What this exercise asks
1: In the study summary on Notch2 and podocyte loss, what compound was used to investigate the involvement of the Akt pathway?
2: Extend the study summary on Notch2 and podocyte loss from its last line onward.

___ Source document

Purpose of the Study:

  • To investigate the role of Notch2 in preventing podocyte loss.
  • To evaluate Notch2 activation as a therapeutic strategy for nephrosis and glomerulosclerosis.

Main Methods:

  • Utilized a mouse model of nephrosis and focal segmental glomerulosclerosis.
  • Administered a Notch2 agonistic monoclonal antibody.
  • Performed in vitro podocyte apoptosis assays with Notch2 knockdown and agonistic antibodies.
  • Investigated the involvement of the Akt pathway using triciribine.

Main Results:

  • Notch2 activation prevented podocyte loss and ameliorated proteinuria and glomerulosclerosis in mice.
  • Notch2 knockdown increased apoptosis in damaged podocytes.

______
___ Data excerpts

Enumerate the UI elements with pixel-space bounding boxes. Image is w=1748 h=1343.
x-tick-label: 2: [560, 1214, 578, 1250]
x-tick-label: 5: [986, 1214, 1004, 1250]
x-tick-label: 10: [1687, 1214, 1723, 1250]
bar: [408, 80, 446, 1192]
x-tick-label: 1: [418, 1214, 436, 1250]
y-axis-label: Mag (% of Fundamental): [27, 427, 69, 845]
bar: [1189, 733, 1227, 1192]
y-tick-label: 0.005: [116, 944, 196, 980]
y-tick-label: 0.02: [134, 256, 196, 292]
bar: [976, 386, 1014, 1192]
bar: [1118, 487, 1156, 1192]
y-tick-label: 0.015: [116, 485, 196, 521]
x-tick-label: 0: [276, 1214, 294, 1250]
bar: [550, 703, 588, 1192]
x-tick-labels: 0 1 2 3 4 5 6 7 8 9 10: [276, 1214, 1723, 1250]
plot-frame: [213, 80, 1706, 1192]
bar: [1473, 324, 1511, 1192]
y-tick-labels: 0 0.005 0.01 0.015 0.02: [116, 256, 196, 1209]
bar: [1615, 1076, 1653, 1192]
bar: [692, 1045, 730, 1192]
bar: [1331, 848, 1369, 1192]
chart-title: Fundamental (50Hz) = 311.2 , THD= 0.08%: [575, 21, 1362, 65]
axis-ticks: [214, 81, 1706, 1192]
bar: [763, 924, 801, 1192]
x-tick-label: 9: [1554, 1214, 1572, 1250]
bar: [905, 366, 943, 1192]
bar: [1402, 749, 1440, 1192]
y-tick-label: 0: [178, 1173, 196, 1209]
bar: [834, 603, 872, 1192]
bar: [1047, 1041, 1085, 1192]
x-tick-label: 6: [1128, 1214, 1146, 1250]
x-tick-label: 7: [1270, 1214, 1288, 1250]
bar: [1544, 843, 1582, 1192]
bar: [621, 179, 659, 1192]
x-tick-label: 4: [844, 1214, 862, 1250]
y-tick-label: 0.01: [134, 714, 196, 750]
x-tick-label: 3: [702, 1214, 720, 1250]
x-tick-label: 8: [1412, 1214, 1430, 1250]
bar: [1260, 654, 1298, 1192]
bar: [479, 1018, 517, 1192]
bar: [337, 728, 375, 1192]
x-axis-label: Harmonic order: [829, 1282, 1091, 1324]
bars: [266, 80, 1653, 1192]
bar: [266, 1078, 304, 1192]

______

Set of answers
1: Triciribine.

2:
  • Notch2 agonistic antibodies protected podocytes by activating the Akt pathway.
  • Akt inhibition abolished the protective effects of Notch2 activation.
  • A positive correlation was observed between activated Notch2 and residual podocytes in human samples.

Conclusions:

  • Specific activation of Notch2 rescues damaged podocytes.
  • Targeting Notch2 activation represents a potential novel clinical strategy for treating nephrosis and glomerulosclerosis.